[DATA TO PROCESS]
===============
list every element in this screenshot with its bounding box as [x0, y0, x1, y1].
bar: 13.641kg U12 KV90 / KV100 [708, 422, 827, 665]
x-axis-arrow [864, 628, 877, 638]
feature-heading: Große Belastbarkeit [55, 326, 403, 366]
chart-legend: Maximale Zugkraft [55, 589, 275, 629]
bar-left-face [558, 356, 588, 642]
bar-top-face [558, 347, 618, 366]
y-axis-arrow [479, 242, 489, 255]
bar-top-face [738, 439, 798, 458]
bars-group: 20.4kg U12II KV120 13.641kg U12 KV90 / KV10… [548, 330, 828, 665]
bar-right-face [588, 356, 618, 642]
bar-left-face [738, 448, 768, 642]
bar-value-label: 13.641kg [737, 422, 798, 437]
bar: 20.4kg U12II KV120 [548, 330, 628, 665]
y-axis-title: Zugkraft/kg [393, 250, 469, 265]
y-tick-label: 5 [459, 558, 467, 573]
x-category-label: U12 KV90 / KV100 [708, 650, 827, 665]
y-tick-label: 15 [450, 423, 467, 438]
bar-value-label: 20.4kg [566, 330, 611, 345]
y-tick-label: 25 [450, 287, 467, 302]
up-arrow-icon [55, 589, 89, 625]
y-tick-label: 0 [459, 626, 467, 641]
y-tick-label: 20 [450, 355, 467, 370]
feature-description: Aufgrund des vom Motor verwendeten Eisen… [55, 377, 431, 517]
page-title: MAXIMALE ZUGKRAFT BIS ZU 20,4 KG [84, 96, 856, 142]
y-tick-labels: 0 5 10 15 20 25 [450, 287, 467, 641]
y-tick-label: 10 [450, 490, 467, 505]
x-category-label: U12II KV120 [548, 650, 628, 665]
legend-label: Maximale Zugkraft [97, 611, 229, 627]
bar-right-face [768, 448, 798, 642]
===============
[EXERCISE BRIEF]
Reproduce the listing with every "bar-left-face" replaced by "bar-front-face", leaving everything else unchanged.

[WRITTEN SOLUTION]
list every element in this screenshot with its bounding box as [x0, y0, x1, y1].
bar: 13.641kg U12 KV90 / KV100 [708, 422, 827, 665]
x-axis-arrow [864, 628, 877, 638]
feature-heading: Große Belastbarkeit [55, 326, 403, 366]
chart-legend: Maximale Zugkraft [55, 589, 275, 629]
bar-front-face [558, 356, 588, 642]
bar-top-face [558, 347, 618, 366]
y-axis-arrow [479, 242, 489, 255]
bar-top-face [738, 439, 798, 458]
bars-group: 20.4kg U12II KV120 13.641kg U12 KV90 / KV10… [548, 330, 828, 665]
bar-right-face [588, 356, 618, 642]
bar-front-face [738, 448, 768, 642]
bar-value-label: 13.641kg [737, 422, 798, 437]
bar: 20.4kg U12II KV120 [548, 330, 628, 665]
y-axis-title: Zugkraft/kg [393, 250, 469, 265]
y-tick-label: 5 [459, 558, 467, 573]
x-category-label: U12 KV90 / KV100 [708, 650, 827, 665]
y-tick-label: 15 [450, 423, 467, 438]
bar-value-label: 20.4kg [566, 330, 611, 345]
y-tick-label: 25 [450, 287, 467, 302]
up-arrow-icon [55, 589, 89, 625]
y-tick-label: 0 [459, 626, 467, 641]
y-tick-label: 20 [450, 355, 467, 370]
feature-description: Aufgrund des vom Motor verwendeten Eisen… [55, 377, 431, 517]
page-title: MAXIMALE ZUGKRAFT BIS ZU 20,4 KG [84, 96, 856, 142]
y-tick-labels: 0 5 10 15 20 25 [450, 287, 467, 641]
y-tick-label: 10 [450, 490, 467, 505]
x-category-label: U12II KV120 [548, 650, 628, 665]
legend-label: Maximale Zugkraft [97, 611, 229, 627]
bar-right-face [768, 448, 798, 642]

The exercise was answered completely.